## Begin
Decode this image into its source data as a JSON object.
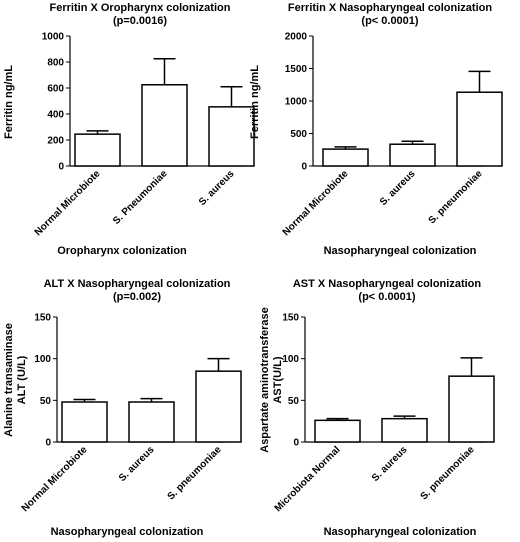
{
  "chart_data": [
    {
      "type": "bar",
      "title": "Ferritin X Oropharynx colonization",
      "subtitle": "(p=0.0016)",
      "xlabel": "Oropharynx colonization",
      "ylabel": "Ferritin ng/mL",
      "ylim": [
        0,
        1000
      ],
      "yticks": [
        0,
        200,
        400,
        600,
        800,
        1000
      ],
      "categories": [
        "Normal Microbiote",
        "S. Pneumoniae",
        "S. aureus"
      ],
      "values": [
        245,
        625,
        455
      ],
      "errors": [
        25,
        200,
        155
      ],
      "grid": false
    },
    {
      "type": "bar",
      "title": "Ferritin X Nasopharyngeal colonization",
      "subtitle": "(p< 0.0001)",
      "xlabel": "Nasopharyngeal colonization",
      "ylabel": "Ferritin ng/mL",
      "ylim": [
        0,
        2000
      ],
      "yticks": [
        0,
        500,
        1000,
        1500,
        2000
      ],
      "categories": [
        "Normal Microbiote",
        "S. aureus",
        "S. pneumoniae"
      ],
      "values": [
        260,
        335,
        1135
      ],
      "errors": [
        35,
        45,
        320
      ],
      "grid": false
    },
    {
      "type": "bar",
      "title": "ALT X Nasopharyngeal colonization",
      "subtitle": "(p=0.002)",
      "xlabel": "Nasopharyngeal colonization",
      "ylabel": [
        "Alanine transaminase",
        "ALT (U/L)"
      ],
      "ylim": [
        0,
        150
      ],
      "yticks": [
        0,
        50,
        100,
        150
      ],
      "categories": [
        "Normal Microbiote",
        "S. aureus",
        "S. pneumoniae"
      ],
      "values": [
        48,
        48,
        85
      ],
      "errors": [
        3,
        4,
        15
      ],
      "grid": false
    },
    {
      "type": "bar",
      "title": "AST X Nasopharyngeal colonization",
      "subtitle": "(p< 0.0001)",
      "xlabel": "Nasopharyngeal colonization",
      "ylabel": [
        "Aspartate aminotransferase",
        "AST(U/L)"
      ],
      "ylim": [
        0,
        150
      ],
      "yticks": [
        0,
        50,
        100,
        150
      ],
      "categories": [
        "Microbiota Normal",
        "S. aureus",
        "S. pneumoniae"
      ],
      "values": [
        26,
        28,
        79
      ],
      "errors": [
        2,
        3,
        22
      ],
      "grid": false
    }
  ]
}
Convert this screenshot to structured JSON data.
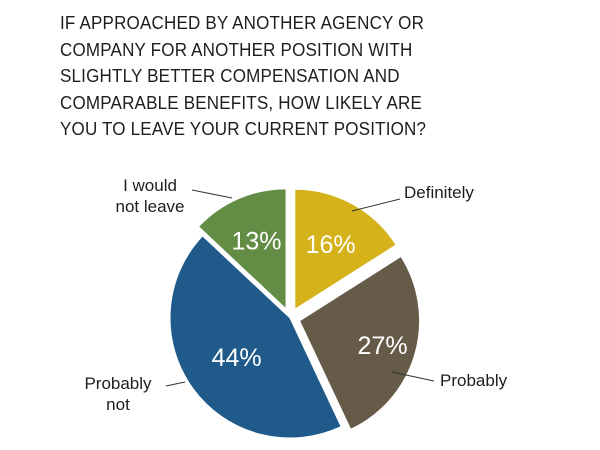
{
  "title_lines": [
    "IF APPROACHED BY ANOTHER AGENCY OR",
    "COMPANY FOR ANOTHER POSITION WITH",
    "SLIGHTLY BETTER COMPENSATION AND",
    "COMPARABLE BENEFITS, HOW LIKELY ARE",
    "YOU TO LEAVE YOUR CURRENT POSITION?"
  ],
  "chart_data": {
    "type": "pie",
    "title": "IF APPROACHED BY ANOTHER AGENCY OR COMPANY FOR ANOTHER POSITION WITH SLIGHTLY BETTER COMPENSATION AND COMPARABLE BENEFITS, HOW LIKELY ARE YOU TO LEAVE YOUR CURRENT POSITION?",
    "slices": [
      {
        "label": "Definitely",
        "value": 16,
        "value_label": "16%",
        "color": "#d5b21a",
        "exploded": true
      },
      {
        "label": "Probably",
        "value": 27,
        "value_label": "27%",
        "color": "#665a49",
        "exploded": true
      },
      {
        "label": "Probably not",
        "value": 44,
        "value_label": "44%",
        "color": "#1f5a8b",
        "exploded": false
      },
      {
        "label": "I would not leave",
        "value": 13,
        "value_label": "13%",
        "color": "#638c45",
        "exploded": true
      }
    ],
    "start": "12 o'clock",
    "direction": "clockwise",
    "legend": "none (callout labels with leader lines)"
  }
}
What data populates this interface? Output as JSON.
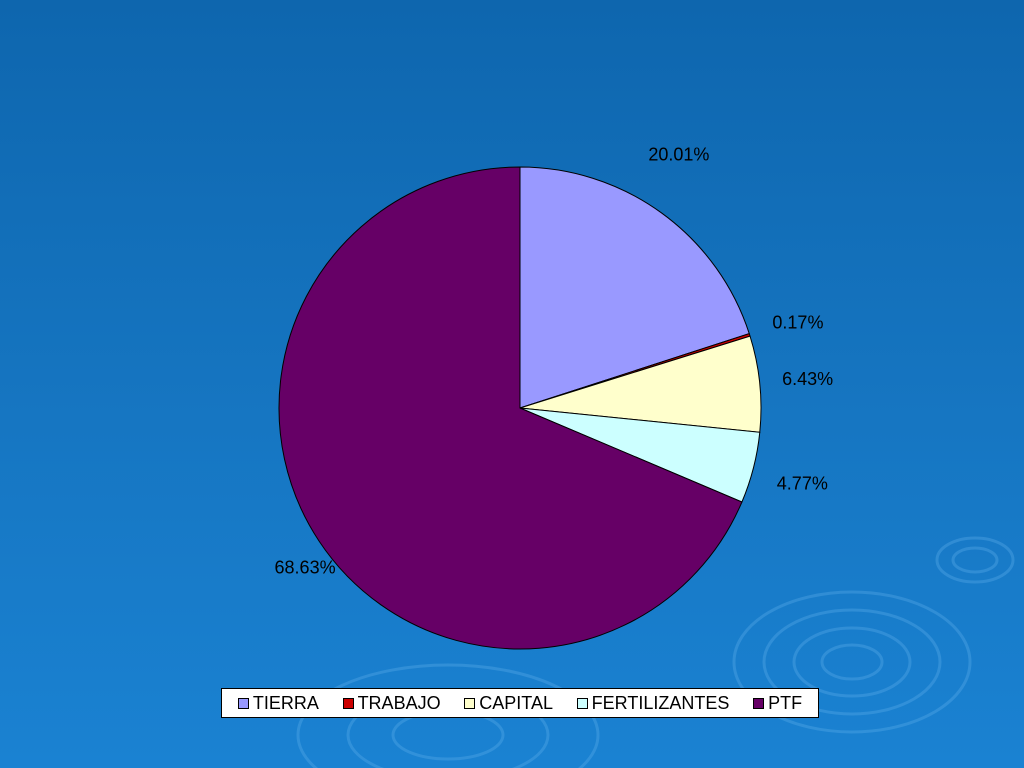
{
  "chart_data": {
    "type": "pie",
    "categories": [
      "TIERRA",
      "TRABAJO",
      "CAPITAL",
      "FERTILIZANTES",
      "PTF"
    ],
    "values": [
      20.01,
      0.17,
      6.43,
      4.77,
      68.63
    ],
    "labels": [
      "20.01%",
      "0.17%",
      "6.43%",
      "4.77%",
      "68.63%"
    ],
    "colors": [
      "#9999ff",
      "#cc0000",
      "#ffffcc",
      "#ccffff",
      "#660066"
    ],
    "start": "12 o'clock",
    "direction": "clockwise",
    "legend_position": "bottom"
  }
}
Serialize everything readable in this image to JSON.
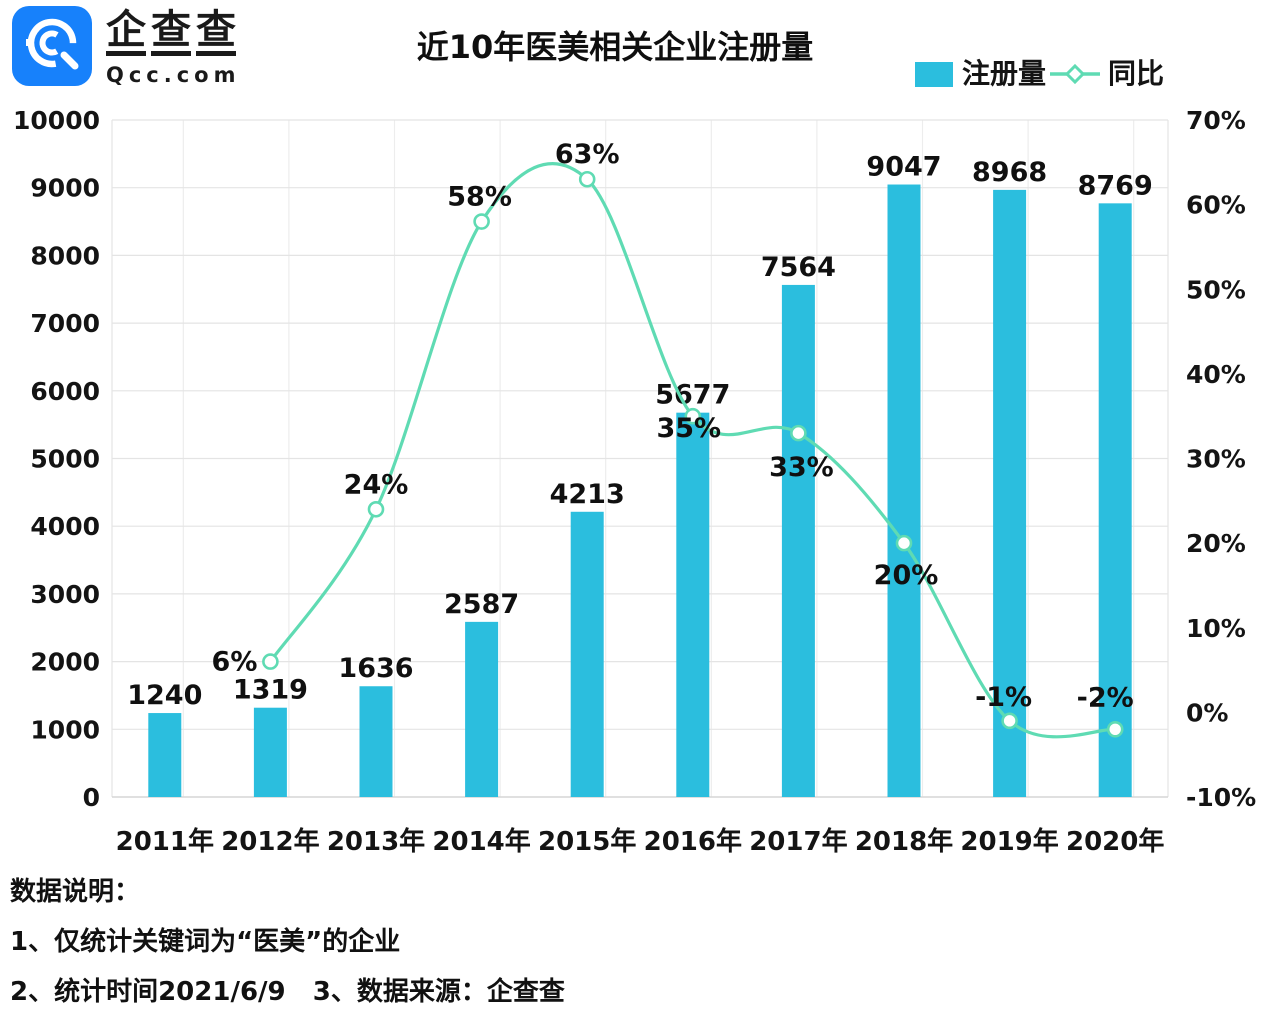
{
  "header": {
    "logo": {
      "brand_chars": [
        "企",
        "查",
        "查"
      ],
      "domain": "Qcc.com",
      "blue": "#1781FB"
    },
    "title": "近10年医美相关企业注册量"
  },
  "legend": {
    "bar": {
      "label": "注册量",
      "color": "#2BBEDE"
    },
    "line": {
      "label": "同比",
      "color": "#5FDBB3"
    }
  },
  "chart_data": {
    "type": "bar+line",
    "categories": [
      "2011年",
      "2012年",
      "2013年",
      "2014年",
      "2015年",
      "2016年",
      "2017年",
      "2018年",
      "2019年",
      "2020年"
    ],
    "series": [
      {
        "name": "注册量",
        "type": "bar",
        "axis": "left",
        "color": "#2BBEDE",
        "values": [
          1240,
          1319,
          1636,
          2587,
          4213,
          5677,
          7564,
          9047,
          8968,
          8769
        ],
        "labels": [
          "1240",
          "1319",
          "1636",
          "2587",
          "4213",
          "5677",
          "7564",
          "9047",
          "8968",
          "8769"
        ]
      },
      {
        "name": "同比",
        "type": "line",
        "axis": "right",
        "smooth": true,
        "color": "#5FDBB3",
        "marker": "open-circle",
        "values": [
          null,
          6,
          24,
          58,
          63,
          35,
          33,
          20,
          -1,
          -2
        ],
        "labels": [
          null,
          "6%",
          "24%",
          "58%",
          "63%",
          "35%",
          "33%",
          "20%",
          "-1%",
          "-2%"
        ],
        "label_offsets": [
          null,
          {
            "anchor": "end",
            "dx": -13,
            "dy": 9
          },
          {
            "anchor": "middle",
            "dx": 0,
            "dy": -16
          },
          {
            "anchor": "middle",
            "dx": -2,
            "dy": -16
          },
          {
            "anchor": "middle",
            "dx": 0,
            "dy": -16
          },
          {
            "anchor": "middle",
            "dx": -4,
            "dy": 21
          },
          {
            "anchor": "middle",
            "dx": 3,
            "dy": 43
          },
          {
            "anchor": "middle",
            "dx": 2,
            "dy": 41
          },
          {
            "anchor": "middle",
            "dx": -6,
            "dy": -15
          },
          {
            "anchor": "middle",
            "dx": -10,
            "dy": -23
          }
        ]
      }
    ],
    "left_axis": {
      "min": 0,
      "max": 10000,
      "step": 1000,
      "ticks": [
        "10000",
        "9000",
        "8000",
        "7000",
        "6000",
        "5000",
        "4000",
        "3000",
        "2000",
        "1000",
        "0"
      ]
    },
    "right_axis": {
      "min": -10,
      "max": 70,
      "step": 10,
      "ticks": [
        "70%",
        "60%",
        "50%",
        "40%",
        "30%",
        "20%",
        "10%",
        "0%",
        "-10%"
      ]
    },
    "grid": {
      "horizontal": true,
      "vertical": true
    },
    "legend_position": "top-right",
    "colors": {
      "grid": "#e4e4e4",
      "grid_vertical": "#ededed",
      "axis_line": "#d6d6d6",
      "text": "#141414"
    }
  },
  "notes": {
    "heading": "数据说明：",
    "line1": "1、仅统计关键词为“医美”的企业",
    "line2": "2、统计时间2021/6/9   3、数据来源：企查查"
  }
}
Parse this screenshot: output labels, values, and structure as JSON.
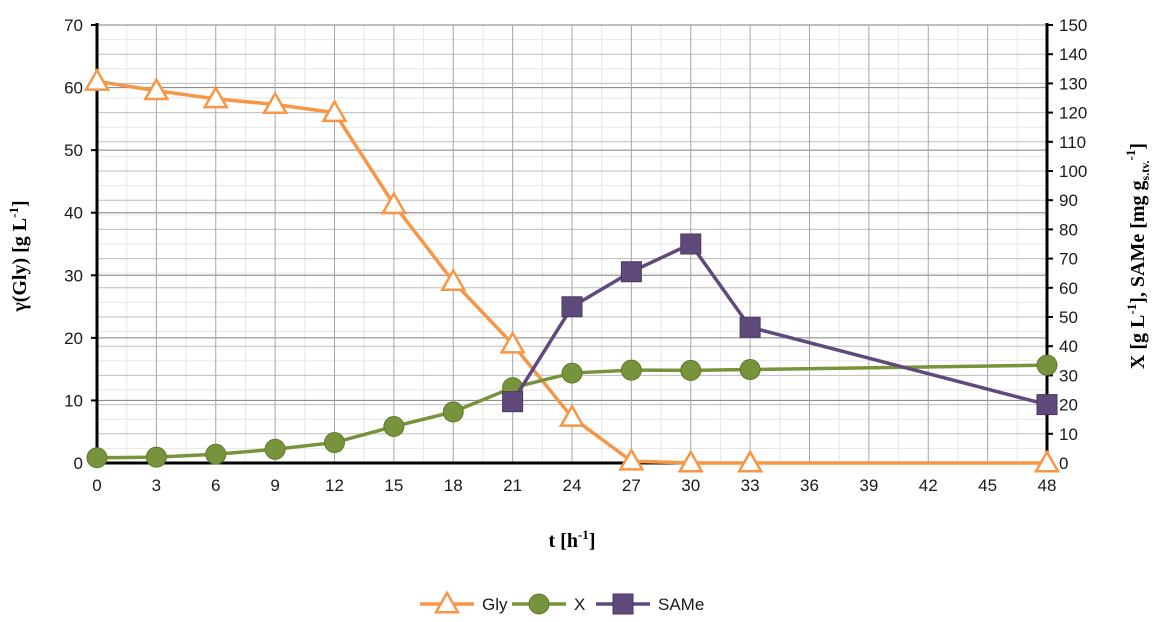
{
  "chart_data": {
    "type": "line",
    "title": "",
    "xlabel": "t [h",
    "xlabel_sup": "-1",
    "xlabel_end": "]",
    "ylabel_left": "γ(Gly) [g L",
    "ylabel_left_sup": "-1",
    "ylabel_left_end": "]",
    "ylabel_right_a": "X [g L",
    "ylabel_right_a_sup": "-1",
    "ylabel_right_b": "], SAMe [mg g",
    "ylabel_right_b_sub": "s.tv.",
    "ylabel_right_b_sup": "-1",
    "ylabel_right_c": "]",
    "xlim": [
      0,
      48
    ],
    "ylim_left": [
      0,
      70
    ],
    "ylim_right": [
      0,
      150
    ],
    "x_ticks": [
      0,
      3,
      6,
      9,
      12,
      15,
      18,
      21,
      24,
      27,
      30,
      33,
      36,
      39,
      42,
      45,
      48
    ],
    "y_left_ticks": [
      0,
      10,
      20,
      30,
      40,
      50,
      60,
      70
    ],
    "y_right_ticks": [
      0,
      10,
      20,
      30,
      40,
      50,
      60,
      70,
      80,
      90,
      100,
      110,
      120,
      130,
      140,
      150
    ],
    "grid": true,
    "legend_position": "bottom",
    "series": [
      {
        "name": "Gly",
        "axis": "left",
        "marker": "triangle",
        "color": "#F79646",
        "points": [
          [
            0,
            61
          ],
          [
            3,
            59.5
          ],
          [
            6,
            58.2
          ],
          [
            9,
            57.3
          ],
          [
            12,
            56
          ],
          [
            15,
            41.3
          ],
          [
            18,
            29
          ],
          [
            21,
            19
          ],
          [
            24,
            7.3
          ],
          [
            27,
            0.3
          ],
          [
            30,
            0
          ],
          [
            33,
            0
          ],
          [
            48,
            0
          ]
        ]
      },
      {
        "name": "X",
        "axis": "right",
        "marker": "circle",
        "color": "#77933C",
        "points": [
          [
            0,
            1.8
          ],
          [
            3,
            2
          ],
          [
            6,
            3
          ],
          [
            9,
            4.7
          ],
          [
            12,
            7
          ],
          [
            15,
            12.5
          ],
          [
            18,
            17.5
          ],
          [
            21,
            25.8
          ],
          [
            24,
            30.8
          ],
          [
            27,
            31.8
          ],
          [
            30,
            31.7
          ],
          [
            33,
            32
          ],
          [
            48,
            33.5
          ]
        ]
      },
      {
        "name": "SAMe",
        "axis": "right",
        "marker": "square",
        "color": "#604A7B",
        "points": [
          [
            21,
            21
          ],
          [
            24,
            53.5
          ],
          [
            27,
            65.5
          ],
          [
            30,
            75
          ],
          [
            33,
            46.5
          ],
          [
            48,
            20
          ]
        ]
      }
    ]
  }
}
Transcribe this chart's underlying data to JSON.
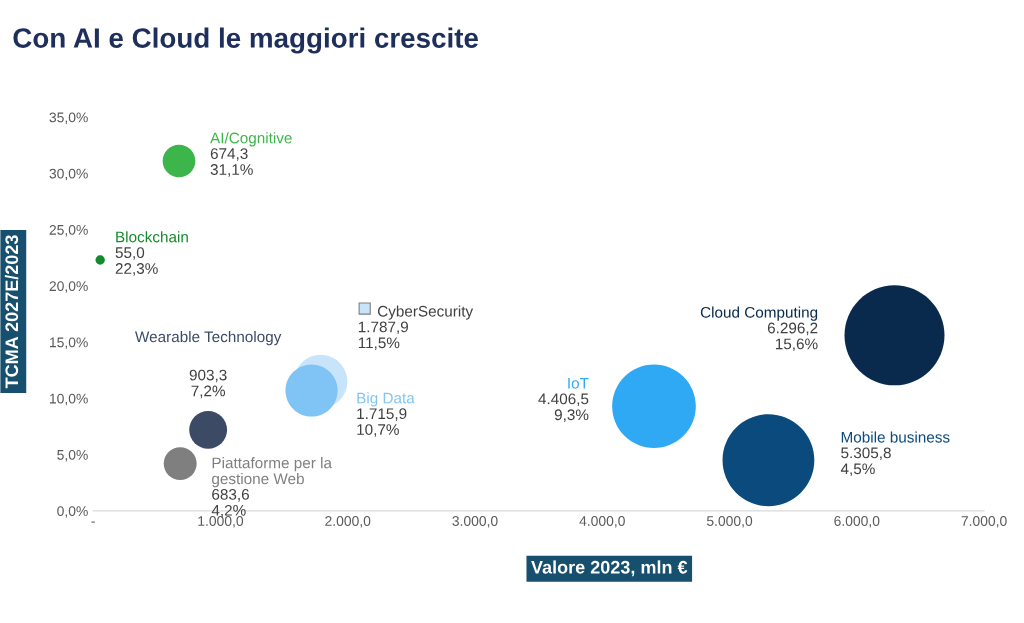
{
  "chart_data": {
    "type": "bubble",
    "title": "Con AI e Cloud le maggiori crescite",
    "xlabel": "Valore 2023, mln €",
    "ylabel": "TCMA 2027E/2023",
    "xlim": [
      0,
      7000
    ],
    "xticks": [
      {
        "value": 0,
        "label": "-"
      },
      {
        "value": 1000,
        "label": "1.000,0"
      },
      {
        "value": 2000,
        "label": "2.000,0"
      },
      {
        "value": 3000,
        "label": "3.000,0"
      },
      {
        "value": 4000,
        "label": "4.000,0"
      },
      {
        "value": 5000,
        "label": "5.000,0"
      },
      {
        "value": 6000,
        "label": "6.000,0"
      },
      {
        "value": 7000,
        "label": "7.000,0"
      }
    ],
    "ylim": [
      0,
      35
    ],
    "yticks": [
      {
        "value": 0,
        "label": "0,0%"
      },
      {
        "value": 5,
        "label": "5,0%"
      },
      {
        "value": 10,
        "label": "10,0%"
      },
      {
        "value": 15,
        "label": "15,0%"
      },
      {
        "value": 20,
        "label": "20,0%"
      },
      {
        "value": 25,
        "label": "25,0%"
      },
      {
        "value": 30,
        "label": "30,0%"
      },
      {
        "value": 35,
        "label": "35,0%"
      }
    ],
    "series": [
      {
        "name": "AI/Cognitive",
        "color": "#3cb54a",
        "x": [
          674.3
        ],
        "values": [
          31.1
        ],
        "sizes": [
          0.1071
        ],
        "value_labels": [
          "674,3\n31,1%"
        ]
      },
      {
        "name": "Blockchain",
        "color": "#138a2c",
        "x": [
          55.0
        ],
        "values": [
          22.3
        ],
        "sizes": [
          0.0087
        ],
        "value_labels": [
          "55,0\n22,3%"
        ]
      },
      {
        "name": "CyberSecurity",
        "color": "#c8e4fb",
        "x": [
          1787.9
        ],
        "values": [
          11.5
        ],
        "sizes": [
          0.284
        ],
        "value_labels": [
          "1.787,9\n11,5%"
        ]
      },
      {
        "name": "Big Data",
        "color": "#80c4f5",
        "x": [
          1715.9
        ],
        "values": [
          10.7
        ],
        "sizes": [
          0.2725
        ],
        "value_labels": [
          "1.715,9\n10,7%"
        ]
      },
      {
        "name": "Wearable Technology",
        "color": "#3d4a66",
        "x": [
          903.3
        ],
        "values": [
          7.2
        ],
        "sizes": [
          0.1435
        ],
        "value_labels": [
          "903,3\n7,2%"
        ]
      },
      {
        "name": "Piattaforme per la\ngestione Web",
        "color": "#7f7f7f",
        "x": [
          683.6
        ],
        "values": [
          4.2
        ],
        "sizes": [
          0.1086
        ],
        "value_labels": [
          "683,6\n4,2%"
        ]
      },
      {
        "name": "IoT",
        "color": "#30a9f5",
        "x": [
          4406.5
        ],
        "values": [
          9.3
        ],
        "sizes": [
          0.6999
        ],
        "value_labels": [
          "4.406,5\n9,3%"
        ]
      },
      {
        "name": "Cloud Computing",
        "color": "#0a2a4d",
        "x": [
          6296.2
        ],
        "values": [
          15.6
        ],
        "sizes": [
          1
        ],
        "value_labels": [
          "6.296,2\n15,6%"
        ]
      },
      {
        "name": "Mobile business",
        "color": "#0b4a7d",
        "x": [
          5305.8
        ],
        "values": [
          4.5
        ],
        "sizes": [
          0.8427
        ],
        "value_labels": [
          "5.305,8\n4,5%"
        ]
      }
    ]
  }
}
## End
Across the records above, count the lines holding "AGENCY" and reply with that number alone.

# EXPECTED ANSWER
2